_SHORT PROBLEM_. Spot each line in the records below where the word "compréhension" occurs, then copy it.

>> Start ENTRIES PROVIDED

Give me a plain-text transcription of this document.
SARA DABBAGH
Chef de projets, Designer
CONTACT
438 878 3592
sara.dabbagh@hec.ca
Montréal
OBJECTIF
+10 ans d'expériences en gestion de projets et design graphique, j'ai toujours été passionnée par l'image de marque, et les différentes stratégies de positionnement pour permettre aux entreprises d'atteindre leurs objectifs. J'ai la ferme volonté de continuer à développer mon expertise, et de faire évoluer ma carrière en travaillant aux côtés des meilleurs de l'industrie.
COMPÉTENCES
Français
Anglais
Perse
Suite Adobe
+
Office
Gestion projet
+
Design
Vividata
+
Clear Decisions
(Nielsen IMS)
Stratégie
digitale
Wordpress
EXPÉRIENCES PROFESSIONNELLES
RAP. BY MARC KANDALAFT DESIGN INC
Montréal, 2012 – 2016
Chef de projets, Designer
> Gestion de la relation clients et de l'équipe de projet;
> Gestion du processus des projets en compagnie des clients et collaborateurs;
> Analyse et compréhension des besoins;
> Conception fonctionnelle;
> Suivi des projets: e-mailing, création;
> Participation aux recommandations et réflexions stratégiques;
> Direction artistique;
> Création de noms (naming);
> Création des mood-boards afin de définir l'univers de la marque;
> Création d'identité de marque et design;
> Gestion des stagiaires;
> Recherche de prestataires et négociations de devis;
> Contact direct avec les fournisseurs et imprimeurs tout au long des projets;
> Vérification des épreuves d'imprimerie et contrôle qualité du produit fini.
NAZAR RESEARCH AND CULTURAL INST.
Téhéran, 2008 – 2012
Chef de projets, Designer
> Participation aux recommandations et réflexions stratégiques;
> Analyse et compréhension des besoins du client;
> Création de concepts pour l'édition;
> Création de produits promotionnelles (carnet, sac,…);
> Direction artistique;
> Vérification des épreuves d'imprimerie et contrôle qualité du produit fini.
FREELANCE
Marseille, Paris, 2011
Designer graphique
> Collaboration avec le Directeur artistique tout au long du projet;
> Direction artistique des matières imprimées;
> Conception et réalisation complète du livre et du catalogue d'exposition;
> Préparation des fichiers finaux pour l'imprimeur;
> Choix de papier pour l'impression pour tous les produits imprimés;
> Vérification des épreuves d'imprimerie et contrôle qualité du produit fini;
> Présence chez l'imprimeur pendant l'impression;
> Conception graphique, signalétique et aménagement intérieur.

>> End ENTRIES PROVIDED

_PROBLEM SOLUTION_.
> Analyse et compréhension des besoins;
> Analyse et compréhension des besoins du client;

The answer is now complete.